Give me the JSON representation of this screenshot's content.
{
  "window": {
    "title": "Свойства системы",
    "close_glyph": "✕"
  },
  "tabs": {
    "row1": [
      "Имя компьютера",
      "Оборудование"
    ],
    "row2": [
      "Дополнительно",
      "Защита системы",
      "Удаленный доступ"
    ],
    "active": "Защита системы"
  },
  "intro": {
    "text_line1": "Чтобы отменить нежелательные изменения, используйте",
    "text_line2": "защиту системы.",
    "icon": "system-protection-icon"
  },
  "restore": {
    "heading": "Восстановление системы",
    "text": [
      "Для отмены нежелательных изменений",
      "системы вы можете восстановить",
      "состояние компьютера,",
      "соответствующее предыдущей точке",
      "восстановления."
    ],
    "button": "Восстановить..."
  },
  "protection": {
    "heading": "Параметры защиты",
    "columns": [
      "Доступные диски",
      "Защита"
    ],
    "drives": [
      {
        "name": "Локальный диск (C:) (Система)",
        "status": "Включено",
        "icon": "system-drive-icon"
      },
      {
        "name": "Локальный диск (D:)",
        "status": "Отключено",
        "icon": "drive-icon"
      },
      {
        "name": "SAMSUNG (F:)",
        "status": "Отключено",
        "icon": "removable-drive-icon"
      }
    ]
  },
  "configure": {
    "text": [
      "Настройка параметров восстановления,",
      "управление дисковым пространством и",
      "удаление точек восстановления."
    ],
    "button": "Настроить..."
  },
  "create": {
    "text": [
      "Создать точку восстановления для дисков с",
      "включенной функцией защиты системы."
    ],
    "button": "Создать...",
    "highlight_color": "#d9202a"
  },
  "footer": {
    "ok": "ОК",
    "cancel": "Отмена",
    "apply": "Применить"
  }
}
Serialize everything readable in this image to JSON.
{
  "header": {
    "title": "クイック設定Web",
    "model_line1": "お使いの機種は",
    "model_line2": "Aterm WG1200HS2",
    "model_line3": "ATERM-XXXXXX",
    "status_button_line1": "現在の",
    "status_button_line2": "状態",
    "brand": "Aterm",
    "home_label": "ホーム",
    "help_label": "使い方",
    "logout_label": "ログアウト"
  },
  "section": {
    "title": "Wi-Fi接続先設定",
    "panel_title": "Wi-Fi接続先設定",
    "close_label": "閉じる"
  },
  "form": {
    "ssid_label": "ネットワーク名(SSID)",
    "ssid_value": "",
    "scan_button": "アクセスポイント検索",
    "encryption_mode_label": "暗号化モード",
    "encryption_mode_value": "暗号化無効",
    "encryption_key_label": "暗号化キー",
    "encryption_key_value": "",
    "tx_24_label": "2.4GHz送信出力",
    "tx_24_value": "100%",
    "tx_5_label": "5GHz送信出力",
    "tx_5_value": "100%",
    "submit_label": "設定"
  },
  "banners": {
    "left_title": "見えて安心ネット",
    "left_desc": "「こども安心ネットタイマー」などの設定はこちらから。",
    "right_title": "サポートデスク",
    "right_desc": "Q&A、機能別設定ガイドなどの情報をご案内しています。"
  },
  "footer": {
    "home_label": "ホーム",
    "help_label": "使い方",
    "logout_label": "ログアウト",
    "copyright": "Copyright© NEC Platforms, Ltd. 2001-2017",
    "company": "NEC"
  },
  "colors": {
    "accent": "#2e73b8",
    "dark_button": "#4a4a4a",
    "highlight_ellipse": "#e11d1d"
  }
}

■ ■ ■ ■ ■ ■ ■

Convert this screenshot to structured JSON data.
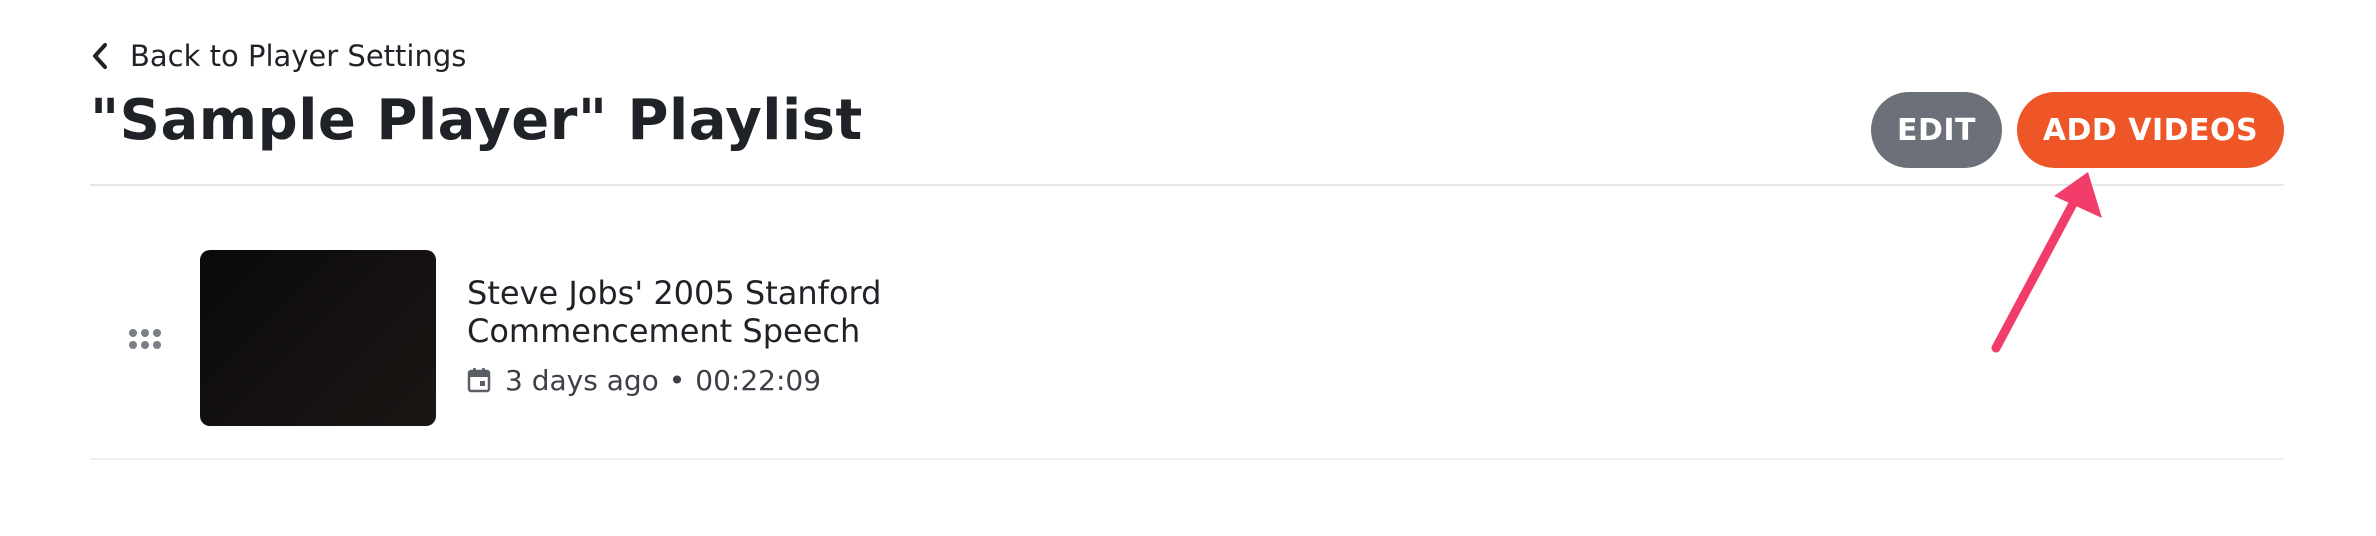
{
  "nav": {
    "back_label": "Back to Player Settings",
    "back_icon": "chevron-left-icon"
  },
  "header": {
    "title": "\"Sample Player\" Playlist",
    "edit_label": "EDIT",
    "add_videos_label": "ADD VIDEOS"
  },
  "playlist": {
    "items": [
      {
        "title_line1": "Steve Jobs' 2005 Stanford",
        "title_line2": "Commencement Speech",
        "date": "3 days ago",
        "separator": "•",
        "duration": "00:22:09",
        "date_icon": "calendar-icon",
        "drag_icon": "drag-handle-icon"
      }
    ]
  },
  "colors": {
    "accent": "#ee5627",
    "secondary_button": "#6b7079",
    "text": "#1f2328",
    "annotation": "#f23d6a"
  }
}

■ ■ ■ ■ ■ ■ ■

* AIM:
Show all lines from the listing above in which "компьютера" appears.

* SOLVED PROBLEM:
      "Имя компьютера",
      "состояние компьютера,",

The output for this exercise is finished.